Wherever the word "Time" turns up in a line of the entries, copy that line.
----------
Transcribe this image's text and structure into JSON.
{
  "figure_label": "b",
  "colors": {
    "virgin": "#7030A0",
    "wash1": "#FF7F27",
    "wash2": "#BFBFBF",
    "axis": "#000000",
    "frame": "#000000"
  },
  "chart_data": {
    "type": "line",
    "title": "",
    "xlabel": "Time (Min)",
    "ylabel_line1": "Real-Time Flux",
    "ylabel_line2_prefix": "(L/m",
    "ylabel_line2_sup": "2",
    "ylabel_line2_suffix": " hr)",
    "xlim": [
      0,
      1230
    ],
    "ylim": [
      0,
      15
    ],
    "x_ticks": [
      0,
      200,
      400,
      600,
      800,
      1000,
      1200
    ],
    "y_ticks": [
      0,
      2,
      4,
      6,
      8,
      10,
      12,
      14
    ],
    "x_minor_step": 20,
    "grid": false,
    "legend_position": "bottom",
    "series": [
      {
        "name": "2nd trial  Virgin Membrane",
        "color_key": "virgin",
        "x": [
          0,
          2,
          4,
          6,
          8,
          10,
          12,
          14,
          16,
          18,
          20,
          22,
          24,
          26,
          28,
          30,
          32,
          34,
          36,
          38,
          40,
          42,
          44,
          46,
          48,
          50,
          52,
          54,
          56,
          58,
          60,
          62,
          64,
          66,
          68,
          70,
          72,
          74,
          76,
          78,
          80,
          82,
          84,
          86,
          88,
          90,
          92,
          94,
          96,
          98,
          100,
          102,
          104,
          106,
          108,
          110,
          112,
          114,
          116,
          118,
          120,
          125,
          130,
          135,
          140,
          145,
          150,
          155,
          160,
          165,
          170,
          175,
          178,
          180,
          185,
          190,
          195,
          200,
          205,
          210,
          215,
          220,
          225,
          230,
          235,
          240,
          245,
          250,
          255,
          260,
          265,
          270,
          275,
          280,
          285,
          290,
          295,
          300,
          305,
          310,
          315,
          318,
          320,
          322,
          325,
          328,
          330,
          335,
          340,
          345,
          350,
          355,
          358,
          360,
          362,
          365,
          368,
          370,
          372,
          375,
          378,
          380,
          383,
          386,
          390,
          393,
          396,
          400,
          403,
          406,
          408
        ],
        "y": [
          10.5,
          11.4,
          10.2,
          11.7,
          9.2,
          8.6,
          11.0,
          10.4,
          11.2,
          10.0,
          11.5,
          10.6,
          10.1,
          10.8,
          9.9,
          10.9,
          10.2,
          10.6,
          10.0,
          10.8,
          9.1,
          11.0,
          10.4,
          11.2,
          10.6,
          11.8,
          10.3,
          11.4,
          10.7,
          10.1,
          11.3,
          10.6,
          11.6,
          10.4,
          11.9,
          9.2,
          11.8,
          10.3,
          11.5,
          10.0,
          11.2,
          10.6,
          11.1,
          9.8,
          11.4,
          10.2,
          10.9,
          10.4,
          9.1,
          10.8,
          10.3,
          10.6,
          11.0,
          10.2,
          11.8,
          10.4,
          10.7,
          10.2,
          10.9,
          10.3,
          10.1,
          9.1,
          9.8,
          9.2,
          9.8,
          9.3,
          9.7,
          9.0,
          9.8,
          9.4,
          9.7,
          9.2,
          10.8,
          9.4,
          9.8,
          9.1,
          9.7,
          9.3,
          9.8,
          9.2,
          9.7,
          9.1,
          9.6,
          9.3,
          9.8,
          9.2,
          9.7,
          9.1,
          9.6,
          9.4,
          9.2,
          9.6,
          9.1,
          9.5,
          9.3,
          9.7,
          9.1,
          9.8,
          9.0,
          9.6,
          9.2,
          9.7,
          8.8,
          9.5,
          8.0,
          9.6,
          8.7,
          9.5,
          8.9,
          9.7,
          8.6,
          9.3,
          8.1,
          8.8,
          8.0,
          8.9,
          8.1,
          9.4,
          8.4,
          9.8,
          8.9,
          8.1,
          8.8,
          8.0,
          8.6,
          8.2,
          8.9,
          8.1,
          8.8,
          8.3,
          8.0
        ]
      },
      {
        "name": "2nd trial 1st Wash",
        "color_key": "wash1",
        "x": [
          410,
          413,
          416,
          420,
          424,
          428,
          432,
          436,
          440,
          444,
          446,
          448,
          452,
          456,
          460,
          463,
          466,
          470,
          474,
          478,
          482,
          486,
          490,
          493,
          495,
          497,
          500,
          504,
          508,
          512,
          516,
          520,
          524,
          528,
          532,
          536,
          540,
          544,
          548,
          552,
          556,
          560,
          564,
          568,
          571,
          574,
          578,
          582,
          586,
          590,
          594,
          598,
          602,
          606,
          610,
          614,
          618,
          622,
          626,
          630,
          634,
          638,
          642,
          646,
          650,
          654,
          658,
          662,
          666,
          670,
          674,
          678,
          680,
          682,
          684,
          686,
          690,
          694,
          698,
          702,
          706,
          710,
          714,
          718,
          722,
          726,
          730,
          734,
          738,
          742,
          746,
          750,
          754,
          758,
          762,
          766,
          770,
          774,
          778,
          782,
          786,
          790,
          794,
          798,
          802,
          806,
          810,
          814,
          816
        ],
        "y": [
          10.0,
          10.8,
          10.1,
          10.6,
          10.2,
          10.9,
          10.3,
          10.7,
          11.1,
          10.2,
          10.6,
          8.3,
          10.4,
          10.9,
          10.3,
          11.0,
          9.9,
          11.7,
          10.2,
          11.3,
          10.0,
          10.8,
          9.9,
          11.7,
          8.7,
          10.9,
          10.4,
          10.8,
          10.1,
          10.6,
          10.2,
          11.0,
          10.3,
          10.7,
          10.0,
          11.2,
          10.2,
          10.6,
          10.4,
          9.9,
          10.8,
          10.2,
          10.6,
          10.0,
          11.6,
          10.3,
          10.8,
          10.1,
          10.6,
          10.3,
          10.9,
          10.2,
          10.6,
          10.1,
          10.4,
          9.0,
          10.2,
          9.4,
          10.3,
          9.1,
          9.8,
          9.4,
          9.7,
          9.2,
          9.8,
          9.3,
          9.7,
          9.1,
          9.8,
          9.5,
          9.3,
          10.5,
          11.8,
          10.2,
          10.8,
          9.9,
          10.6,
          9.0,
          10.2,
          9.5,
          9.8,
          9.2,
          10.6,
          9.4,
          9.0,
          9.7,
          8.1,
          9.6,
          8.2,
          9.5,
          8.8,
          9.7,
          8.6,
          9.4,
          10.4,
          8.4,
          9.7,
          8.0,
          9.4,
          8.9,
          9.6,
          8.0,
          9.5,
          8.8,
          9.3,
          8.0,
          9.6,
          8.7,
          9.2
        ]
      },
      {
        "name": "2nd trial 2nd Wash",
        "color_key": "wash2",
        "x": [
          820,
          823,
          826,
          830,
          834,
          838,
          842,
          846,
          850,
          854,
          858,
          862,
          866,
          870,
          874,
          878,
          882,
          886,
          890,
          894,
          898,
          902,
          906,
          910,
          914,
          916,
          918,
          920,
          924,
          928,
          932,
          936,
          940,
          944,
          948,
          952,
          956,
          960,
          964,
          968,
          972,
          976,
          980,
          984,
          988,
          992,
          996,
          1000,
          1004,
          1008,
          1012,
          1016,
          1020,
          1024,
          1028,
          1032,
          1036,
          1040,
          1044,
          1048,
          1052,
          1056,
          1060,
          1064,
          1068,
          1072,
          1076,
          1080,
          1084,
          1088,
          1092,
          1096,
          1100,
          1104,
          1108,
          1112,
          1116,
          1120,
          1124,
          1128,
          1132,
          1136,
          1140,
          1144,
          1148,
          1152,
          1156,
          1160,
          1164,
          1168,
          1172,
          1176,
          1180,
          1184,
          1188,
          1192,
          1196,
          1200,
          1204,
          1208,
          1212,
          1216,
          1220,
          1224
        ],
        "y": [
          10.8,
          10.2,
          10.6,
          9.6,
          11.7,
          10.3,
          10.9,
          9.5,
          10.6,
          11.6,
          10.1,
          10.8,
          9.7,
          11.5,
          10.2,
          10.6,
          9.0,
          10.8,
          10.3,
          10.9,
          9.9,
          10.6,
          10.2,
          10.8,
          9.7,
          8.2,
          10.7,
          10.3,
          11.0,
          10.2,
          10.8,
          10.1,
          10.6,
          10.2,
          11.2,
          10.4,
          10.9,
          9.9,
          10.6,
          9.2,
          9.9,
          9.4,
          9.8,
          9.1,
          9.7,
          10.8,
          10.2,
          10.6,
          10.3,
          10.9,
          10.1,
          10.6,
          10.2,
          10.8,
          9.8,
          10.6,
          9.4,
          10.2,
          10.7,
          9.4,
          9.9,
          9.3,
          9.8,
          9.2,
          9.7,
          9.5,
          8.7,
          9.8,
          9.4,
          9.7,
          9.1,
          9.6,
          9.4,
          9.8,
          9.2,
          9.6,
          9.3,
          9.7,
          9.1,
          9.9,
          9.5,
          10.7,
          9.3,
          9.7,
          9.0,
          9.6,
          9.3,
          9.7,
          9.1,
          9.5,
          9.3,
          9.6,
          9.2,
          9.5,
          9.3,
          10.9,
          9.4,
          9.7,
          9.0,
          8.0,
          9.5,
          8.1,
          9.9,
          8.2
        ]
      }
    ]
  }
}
----------
_FINAL RESULT_
    "xlabel": "Time (Min)",
    "ylabel_line1": "Real-Time Flux",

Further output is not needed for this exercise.